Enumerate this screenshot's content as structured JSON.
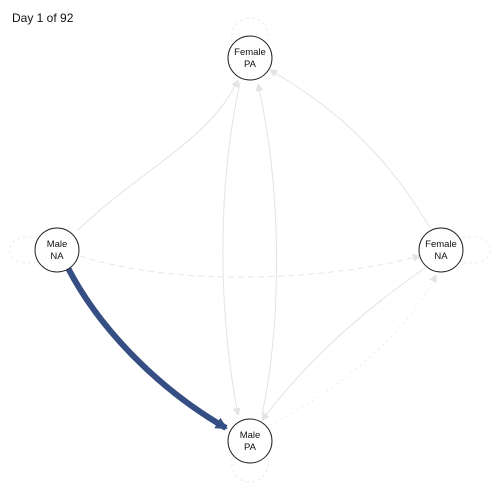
{
  "day_label": "Day 1 of 92",
  "nodes": {
    "female_pa": {
      "line1": "Female",
      "line2": "PA"
    },
    "male_na": {
      "line1": "Male",
      "line2": "NA"
    },
    "female_na": {
      "line1": "Female",
      "line2": "NA"
    },
    "male_pa": {
      "line1": "Male",
      "line2": "PA"
    }
  },
  "colors": {
    "active_edge": "#354e84",
    "faint_edge": "#e3e3e3",
    "node_stroke": "#222222"
  },
  "active_edge": {
    "from": "Male NA",
    "to": "Male PA"
  }
}
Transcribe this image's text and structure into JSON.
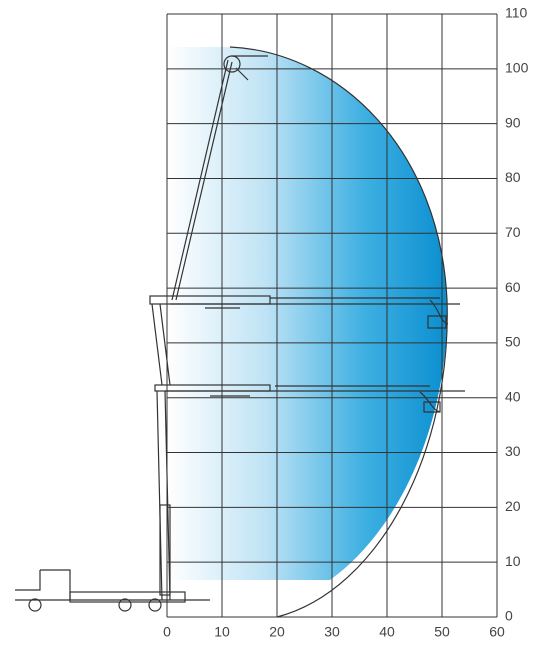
{
  "chart_data": {
    "type": "reach",
    "xlim": [
      0,
      60
    ],
    "ylim": [
      0,
      110
    ],
    "xticks": [
      0,
      10,
      20,
      30,
      40,
      50,
      60
    ],
    "yticks": [
      0,
      10,
      20,
      30,
      40,
      50,
      60,
      70,
      80,
      90,
      100,
      110
    ],
    "grid": true
  }
}
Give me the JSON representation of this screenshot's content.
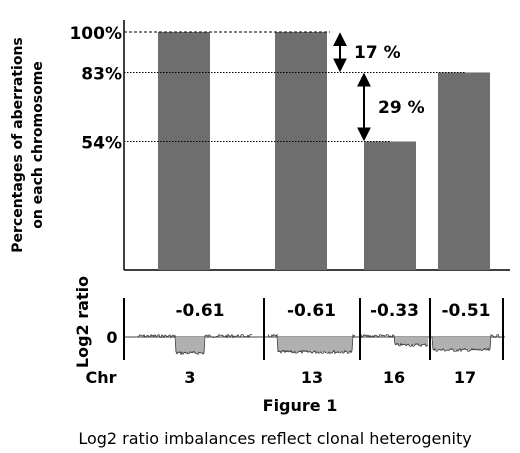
- - - - - - -
> **Directions for this task**
Extract, word for word, each line from the one that contains "Transcribe this image's" through the final line of the data above. Leave the pictures out.

> **Written reply**
Transcribe this image's text and structure into JSON.
{
  "chart_data": {
    "type": "reach",
    "xlim": [
      0,
      60
    ],
    "ylim": [
      0,
      110
    ],
    "xticks": [
      0,
      10,
      20,
      30,
      40,
      50,
      60
    ],
    "yticks": [
      0,
      10,
      20,
      30,
      40,
      50,
      60,
      70,
      80,
      90,
      100,
      110
    ],
    "grid": true
  }
}
Give me the JSON representation of this screenshot's content.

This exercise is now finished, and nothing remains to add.